### GIVEN PROBLEM
Make an exact copy of each entry, leaving out every picture.

### INFORMATION GIVEN
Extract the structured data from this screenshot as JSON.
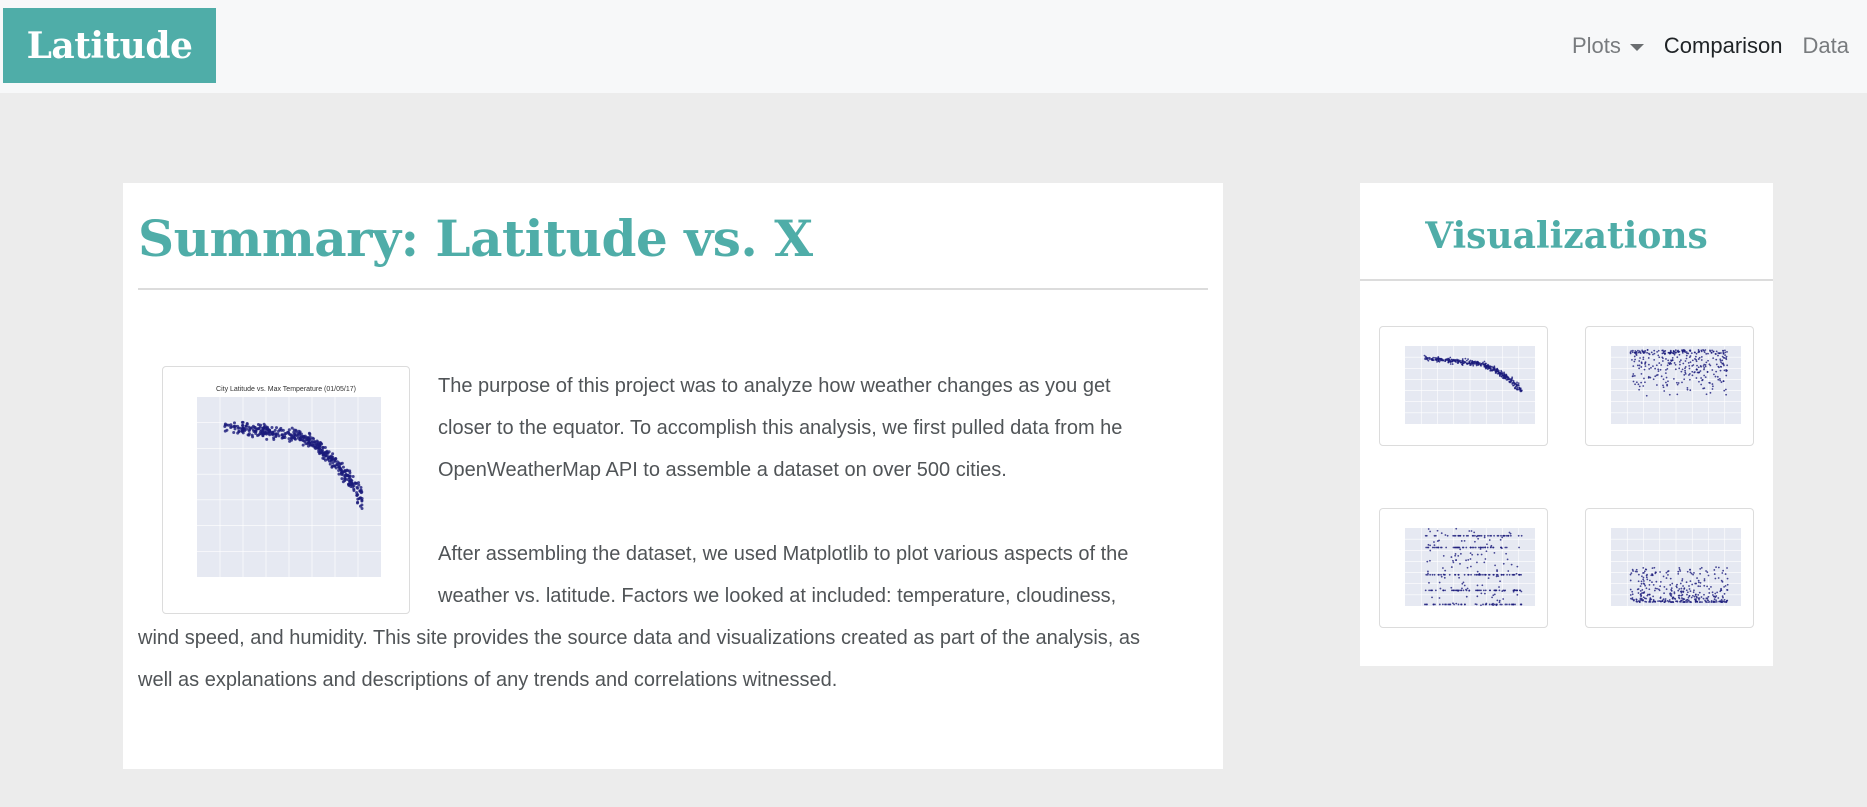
{
  "navbar": {
    "brand": "Latitude",
    "items": [
      {
        "label": "Plots",
        "dropdown": true
      },
      {
        "label": "Comparison",
        "active": true
      },
      {
        "label": "Data"
      }
    ]
  },
  "summary": {
    "title": "Summary: Latitude vs. X",
    "image_title": "City Latitude vs. Max Temperature (01/05/17)",
    "paragraph1": "The purpose of this project was to analyze how weather changes as you get closer to the equator. To accomplish this analysis, we first pulled data from he OpenWeatherMap API to assemble a dataset on over 500 cities.",
    "paragraph2": "After assembling the dataset, we used Matplotlib to plot various aspects of the weather vs. latitude. Factors we looked at included: temperature, cloudiness, wind speed, and humidity. This site provides the source data and visualizations created as part of the analysis, as well as explanations and descriptions of any trends and correlations witnessed."
  },
  "visualizations": {
    "title": "Visualizations",
    "thumbnails": [
      {
        "name": "max-temperature"
      },
      {
        "name": "humidity"
      },
      {
        "name": "cloudiness"
      },
      {
        "name": "wind-speed"
      }
    ]
  },
  "colors": {
    "accent": "#4fada8",
    "marker": "#1a1a7a",
    "plot_bg": "#e6e9f2"
  }
}
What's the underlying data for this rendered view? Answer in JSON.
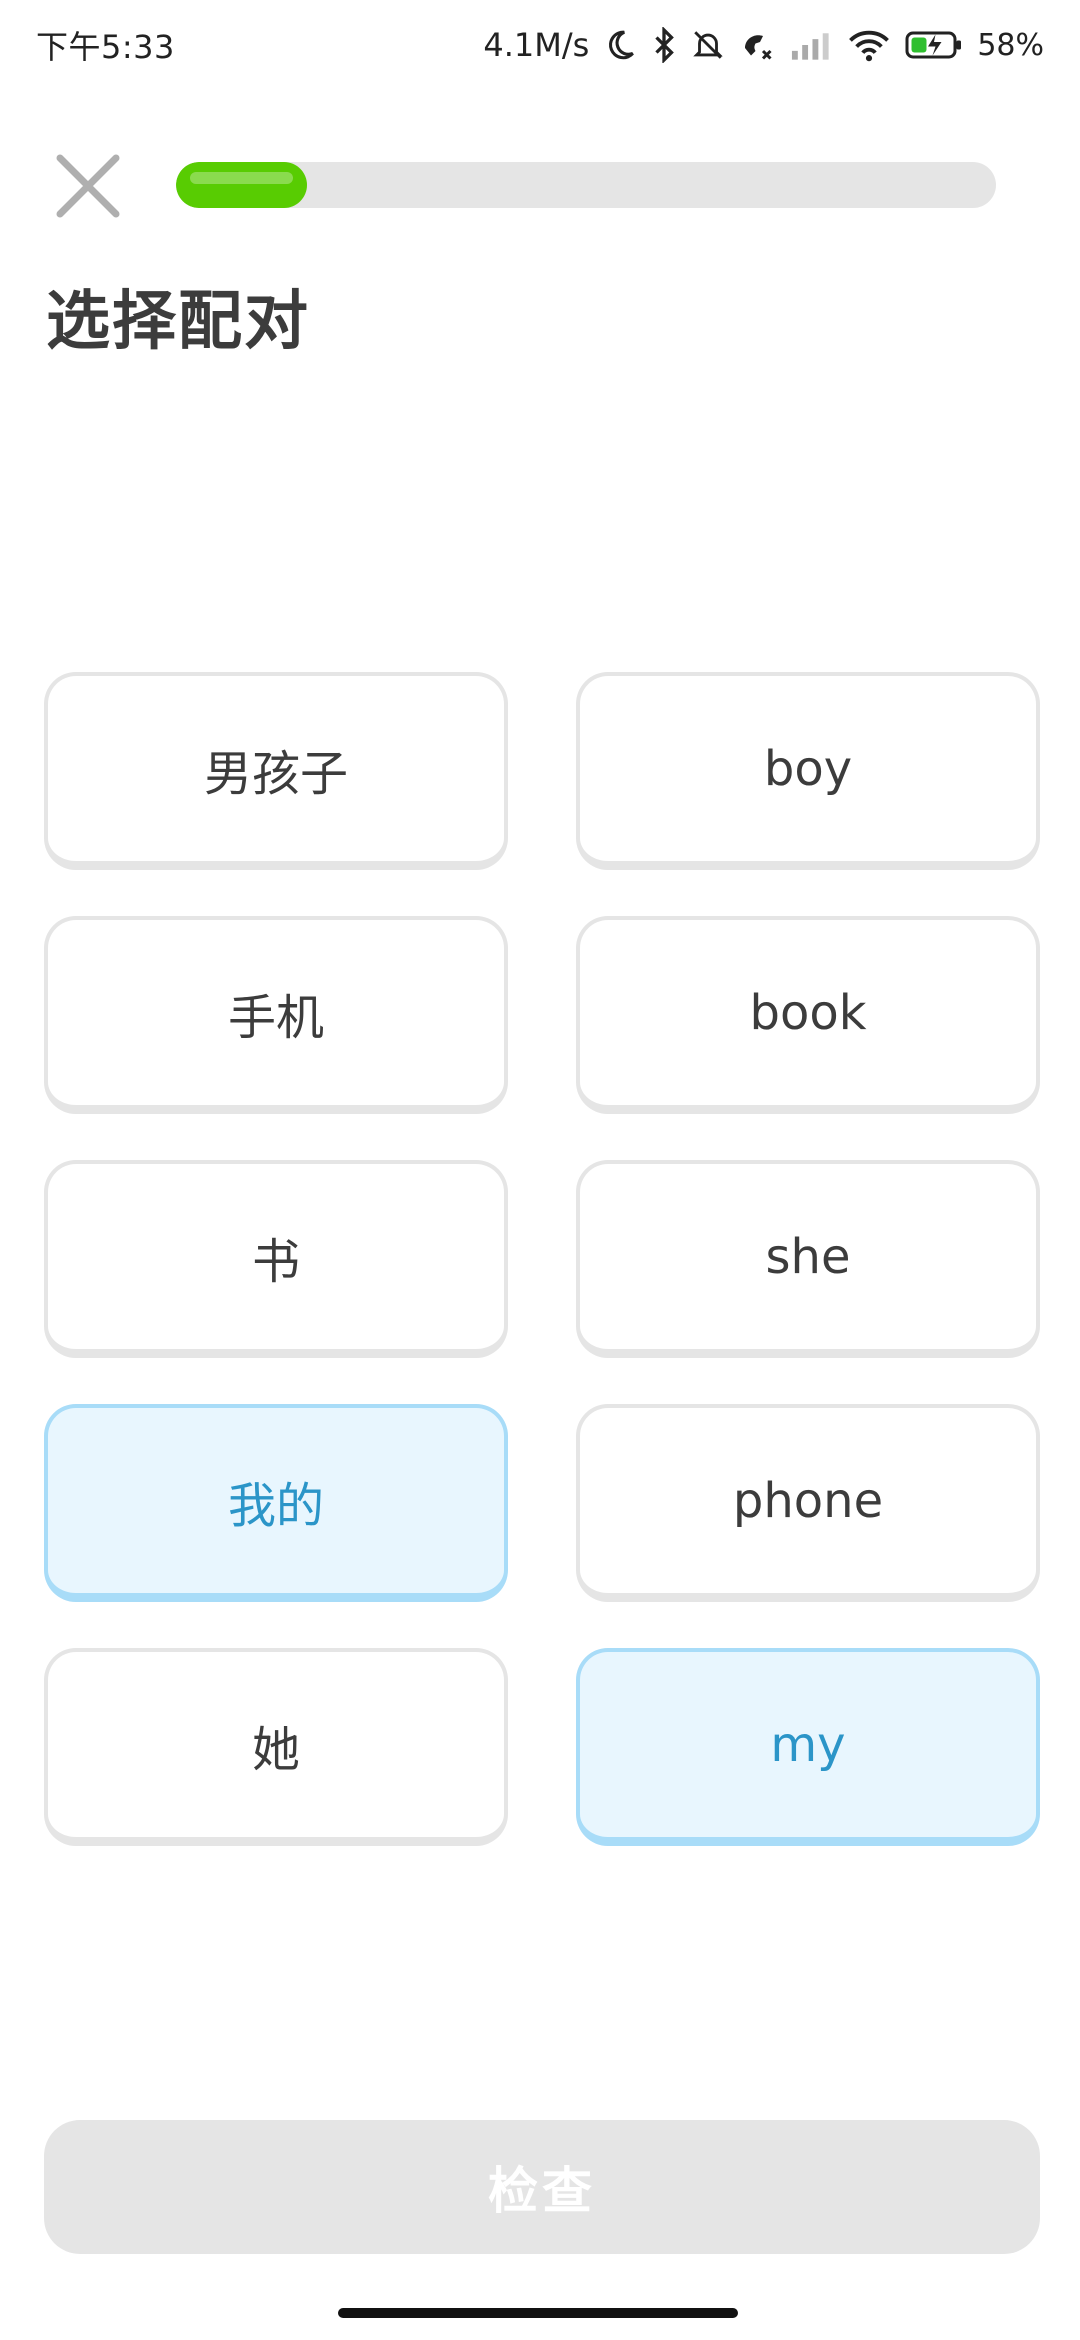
{
  "status_bar": {
    "time": "下午5:33",
    "network_speed": "4.1M/s",
    "battery": "58%",
    "icons": [
      "moon-icon",
      "bluetooth-icon",
      "bell-off-icon",
      "call-icon",
      "signal-icon",
      "wifi-icon",
      "battery-charging-icon"
    ]
  },
  "header": {
    "close_icon": "close-icon",
    "progress": 0.16,
    "progress_color": "#58cc02"
  },
  "title": "选择配对",
  "tiles": [
    {
      "left": "男孩子",
      "right": "boy"
    },
    {
      "left": "手机",
      "right": "book"
    },
    {
      "left": "书",
      "right": "she"
    },
    {
      "left": "我的",
      "right": "phone"
    },
    {
      "left": "她",
      "right": "my"
    }
  ],
  "selected": {
    "left": "我的",
    "right": "my"
  },
  "colors": {
    "selected_bg": "#e8f6fe",
    "selected_border": "#a8dcf8",
    "selected_text": "#2b95c8",
    "tile_border": "#e5e5e5"
  },
  "check_button": {
    "label": "检查",
    "enabled": false
  }
}
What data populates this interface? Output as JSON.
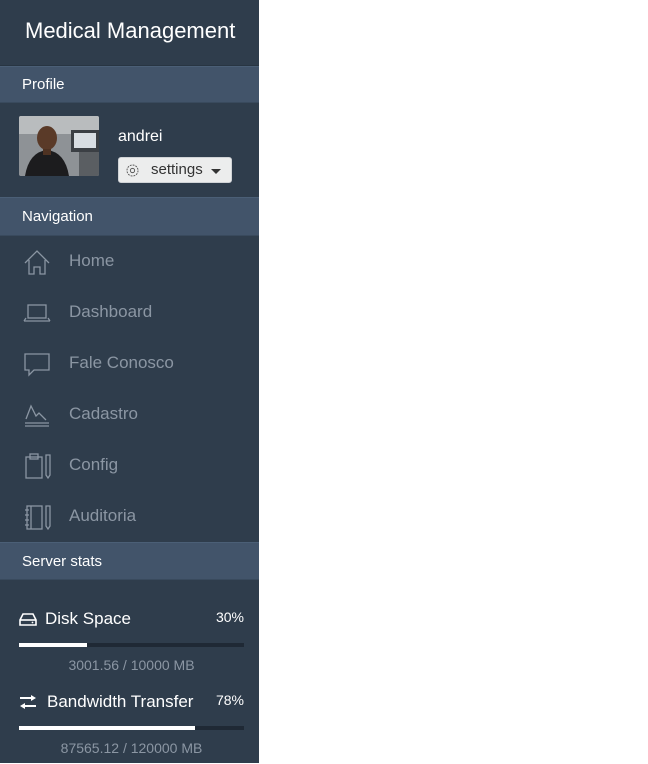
{
  "app": {
    "title": "Medical Management"
  },
  "profile": {
    "section_label": "Profile",
    "username": "andrei",
    "settings_label": "settings"
  },
  "navigation": {
    "section_label": "Navigation",
    "items": [
      {
        "label": "Home",
        "icon": "home-icon"
      },
      {
        "label": "Dashboard",
        "icon": "laptop-icon"
      },
      {
        "label": "Fale Conosco",
        "icon": "chat-icon"
      },
      {
        "label": "Cadastro",
        "icon": "chart-line-icon"
      },
      {
        "label": "Config",
        "icon": "clipboard-pencil-icon"
      },
      {
        "label": "Auditoria",
        "icon": "notebook-pencil-icon"
      }
    ]
  },
  "server_stats": {
    "section_label": "Server stats",
    "items": [
      {
        "name": "Disk Space",
        "icon": "hard-drive-icon",
        "percent_label": "30%",
        "percent": 30,
        "detail": "3001.56 / 10000 MB"
      },
      {
        "name": "Bandwidth Transfer",
        "icon": "transfer-arrows-icon",
        "percent_label": "78%",
        "percent": 78,
        "detail": "87565.12 / 120000 MB"
      }
    ]
  },
  "colors": {
    "sidebar_bg": "#2f3d4c",
    "section_header_bg": "#42546a",
    "nav_text": "#8b96a3",
    "progress_fill": "#ffffff",
    "progress_track": "#1f2935"
  }
}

### OUTPUT FOR THIS EXERCISE
Extract the structured data from this screenshot as JSON.
{
  "navbar": {
    "brand": "Latitude",
    "items": [
      {
        "label": "Plots",
        "dropdown": true
      },
      {
        "label": "Comparison",
        "active": true
      },
      {
        "label": "Data"
      }
    ]
  },
  "summary": {
    "title": "Summary: Latitude vs. X",
    "image_title": "City Latitude vs. Max Temperature (01/05/17)",
    "paragraph1": "The purpose of this project was to analyze how weather changes as you get closer to the equator. To accomplish this analysis, we first pulled data from he OpenWeatherMap API to assemble a dataset on over 500 cities.",
    "paragraph2": "After assembling the dataset, we used Matplotlib to plot various aspects of the weather vs. latitude. Factors we looked at included: temperature, cloudiness, wind speed, and humidity. This site provides the source data and visualizations created as part of the analysis, as well as explanations and descriptions of any trends and correlations witnessed."
  },
  "visualizations": {
    "title": "Visualizations",
    "thumbnails": [
      {
        "name": "max-temperature"
      },
      {
        "name": "humidity"
      },
      {
        "name": "cloudiness"
      },
      {
        "name": "wind-speed"
      }
    ]
  },
  "colors": {
    "accent": "#4fada8",
    "marker": "#1a1a7a",
    "plot_bg": "#e6e9f2"
  }
}
What's the underlying data for this rendered view? Answer in JSON.
{
  "status_bar": {
    "time": "下午5:33",
    "network_speed": "4.1M/s",
    "battery": "58%",
    "icons": [
      "moon-icon",
      "bluetooth-icon",
      "bell-off-icon",
      "call-icon",
      "signal-icon",
      "wifi-icon",
      "battery-charging-icon"
    ]
  },
  "header": {
    "close_icon": "close-icon",
    "progress": 0.16,
    "progress_color": "#58cc02"
  },
  "title": "选择配对",
  "tiles": [
    {
      "left": "男孩子",
      "right": "boy"
    },
    {
      "left": "手机",
      "right": "book"
    },
    {
      "left": "书",
      "right": "she"
    },
    {
      "left": "我的",
      "right": "phone"
    },
    {
      "left": "她",
      "right": "my"
    }
  ],
  "selected": {
    "left": "我的",
    "right": "my"
  },
  "colors": {
    "selected_bg": "#e8f6fe",
    "selected_border": "#a8dcf8",
    "selected_text": "#2b95c8",
    "tile_border": "#e5e5e5"
  },
  "check_button": {
    "label": "检查",
    "enabled": false
  }
}
What data populates this interface? Output as JSON.
{
  "app": {
    "title": "Medical Management"
  },
  "profile": {
    "section_label": "Profile",
    "username": "andrei",
    "settings_label": "settings"
  },
  "navigation": {
    "section_label": "Navigation",
    "items": [
      {
        "label": "Home",
        "icon": "home-icon"
      },
      {
        "label": "Dashboard",
        "icon": "laptop-icon"
      },
      {
        "label": "Fale Conosco",
        "icon": "chat-icon"
      },
      {
        "label": "Cadastro",
        "icon": "chart-line-icon"
      },
      {
        "label": "Config",
        "icon": "clipboard-pencil-icon"
      },
      {
        "label": "Auditoria",
        "icon": "notebook-pencil-icon"
      }
    ]
  },
  "server_stats": {
    "section_label": "Server stats",
    "items": [
      {
        "name": "Disk Space",
        "icon": "hard-drive-icon",
        "percent_label": "30%",
        "percent": 30,
        "detail": "3001.56 / 10000 MB"
      },
      {
        "name": "Bandwidth Transfer",
        "icon": "transfer-arrows-icon",
        "percent_label": "78%",
        "percent": 78,
        "detail": "87565.12 / 120000 MB"
      }
    ]
  },
  "colors": {
    "sidebar_bg": "#2f3d4c",
    "section_header_bg": "#42546a",
    "nav_text": "#8b96a3",
    "progress_fill": "#ffffff",
    "progress_track": "#1f2935"
  }
}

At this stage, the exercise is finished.